*Instructions for the task*: Copy each line below that includes "title".

*Records provided*:

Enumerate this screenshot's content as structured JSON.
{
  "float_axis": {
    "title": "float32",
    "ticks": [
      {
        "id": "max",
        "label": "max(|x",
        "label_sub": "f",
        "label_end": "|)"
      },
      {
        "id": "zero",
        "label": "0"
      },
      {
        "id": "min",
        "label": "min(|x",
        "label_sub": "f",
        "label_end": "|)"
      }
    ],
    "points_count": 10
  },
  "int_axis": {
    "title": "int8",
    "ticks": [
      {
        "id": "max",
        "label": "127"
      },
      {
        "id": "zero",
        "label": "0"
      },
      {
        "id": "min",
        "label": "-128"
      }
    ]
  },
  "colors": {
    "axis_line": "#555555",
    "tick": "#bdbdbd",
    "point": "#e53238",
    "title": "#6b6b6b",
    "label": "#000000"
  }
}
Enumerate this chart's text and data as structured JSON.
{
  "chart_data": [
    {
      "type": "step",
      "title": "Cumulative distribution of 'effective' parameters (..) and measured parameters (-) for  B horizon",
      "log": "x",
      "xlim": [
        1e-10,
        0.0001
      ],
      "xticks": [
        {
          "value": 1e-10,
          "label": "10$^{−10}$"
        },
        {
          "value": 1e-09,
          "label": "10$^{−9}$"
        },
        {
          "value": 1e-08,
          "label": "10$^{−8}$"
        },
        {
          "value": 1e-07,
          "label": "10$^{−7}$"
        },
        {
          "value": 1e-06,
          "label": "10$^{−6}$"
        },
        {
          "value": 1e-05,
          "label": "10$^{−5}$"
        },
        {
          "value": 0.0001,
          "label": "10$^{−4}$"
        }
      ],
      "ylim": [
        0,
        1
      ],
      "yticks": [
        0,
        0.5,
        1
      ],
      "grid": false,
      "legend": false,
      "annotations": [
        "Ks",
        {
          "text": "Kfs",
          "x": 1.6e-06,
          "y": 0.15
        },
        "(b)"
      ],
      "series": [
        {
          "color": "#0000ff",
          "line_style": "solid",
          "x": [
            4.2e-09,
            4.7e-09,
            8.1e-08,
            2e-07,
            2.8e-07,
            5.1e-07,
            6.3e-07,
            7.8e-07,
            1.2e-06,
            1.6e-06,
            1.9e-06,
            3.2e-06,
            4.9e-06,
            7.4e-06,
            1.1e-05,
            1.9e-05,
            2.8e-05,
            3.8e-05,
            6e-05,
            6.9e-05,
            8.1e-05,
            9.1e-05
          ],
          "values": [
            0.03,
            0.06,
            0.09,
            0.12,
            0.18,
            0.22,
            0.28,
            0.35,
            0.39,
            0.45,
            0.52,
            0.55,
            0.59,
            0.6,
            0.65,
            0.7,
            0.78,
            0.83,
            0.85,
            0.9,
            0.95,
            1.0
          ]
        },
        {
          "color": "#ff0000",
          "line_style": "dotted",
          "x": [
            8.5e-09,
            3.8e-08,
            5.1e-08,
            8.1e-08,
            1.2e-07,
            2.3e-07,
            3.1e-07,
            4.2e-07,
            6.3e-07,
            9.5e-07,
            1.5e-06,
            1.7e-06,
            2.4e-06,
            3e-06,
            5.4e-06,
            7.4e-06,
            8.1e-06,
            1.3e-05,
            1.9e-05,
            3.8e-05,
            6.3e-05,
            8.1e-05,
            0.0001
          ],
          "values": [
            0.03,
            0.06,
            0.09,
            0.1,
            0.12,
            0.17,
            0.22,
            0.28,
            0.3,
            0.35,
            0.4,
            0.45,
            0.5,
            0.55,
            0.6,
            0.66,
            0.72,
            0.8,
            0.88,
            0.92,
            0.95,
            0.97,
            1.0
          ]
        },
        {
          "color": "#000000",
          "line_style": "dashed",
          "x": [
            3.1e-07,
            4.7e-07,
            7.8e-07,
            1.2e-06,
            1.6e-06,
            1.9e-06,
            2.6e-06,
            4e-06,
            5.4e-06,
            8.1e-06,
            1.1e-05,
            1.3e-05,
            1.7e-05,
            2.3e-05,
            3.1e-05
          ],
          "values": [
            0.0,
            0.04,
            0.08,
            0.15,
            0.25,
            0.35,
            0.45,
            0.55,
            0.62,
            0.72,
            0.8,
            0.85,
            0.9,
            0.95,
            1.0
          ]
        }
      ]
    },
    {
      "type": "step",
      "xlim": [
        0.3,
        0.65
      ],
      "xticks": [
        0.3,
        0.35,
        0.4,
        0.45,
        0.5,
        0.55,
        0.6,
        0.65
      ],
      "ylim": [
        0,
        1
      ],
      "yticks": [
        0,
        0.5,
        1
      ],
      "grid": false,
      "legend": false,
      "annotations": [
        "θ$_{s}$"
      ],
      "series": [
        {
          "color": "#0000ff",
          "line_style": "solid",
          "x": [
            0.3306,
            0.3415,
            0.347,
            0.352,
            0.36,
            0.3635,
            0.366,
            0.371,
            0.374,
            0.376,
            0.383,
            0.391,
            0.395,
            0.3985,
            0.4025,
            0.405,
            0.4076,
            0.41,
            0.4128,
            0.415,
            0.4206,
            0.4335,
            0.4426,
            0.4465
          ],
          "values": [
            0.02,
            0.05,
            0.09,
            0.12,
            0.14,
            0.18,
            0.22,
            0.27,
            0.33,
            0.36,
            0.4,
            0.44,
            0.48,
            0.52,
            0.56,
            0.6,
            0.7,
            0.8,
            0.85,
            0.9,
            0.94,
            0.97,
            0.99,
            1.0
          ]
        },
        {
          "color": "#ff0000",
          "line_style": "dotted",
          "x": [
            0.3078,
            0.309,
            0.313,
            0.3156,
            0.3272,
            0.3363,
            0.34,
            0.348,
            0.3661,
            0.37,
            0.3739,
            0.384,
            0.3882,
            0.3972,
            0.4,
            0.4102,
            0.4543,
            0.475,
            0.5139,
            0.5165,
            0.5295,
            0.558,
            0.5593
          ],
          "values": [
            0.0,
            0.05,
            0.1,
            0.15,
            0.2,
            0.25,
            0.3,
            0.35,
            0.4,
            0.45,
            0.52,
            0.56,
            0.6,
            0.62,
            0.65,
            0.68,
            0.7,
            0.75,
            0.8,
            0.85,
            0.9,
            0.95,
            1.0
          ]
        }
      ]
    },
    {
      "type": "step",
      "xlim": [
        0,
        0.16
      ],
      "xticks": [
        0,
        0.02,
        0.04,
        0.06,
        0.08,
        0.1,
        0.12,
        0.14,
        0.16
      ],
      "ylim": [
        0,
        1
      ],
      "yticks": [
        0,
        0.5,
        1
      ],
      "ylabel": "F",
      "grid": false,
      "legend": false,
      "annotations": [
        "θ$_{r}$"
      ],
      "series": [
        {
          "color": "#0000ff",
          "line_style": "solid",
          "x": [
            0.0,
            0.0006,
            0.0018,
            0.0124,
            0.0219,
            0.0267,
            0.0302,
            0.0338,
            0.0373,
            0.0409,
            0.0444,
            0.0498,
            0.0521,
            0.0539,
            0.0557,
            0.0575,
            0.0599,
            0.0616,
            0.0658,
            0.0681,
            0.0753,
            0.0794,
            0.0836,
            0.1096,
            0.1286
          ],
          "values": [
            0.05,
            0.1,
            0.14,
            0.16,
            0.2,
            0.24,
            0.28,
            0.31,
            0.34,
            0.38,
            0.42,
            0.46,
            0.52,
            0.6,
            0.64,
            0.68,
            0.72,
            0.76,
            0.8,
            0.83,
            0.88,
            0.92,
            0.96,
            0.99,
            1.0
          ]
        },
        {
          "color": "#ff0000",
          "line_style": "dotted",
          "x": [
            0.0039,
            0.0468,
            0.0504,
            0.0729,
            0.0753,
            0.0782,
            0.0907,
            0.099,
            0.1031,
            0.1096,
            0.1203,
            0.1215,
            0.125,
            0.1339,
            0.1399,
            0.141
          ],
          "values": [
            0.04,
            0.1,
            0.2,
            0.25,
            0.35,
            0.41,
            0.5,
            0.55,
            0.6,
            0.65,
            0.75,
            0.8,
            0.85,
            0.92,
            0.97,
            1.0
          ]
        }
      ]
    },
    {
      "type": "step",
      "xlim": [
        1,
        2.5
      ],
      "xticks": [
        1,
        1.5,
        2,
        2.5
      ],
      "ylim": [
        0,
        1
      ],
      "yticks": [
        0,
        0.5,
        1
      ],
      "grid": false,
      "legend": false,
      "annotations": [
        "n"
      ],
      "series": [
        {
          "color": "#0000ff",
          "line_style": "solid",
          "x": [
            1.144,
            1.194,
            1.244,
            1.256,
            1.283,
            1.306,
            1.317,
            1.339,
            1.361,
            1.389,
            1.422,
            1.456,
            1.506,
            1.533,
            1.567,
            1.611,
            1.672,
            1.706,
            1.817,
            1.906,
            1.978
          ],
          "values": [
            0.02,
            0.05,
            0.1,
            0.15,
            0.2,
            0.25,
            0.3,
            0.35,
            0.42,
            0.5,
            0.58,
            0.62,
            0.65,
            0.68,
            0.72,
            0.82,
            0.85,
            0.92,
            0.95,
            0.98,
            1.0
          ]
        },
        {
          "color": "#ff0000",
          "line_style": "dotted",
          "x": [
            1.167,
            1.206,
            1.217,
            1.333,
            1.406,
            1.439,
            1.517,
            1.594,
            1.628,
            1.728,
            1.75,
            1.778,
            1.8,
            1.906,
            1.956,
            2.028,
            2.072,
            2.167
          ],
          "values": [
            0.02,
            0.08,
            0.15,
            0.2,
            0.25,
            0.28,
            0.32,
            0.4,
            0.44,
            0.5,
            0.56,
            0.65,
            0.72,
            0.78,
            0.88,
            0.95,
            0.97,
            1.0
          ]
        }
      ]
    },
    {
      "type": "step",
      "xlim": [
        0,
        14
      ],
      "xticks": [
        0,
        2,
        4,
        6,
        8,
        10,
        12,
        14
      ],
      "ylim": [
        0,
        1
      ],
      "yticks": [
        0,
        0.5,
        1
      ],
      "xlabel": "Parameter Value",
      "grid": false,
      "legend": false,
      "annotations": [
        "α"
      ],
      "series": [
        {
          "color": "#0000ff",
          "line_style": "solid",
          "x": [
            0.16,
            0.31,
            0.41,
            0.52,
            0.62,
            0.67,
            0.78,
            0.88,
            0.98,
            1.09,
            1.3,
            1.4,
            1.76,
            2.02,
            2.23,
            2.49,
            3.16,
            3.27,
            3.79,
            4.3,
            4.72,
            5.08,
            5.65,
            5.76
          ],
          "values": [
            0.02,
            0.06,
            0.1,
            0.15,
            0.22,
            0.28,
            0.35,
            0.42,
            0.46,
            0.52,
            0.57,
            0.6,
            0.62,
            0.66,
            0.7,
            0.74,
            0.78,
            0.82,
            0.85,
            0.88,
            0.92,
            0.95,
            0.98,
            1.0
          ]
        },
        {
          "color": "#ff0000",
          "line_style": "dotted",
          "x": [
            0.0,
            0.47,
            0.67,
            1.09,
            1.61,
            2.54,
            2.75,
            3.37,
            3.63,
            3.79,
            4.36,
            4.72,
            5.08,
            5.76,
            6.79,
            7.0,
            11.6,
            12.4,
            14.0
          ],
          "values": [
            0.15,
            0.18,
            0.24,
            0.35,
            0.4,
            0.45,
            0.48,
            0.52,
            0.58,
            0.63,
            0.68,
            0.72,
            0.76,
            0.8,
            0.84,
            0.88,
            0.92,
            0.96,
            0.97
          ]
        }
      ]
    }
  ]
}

*Response to the task*:
    "title": "float32",
    "title": "int8",
    "title": "#6b6b6b",
      "title": "Cumulative distribution of 'effective' parameters (..) and measured parameters (-) for  B horizon",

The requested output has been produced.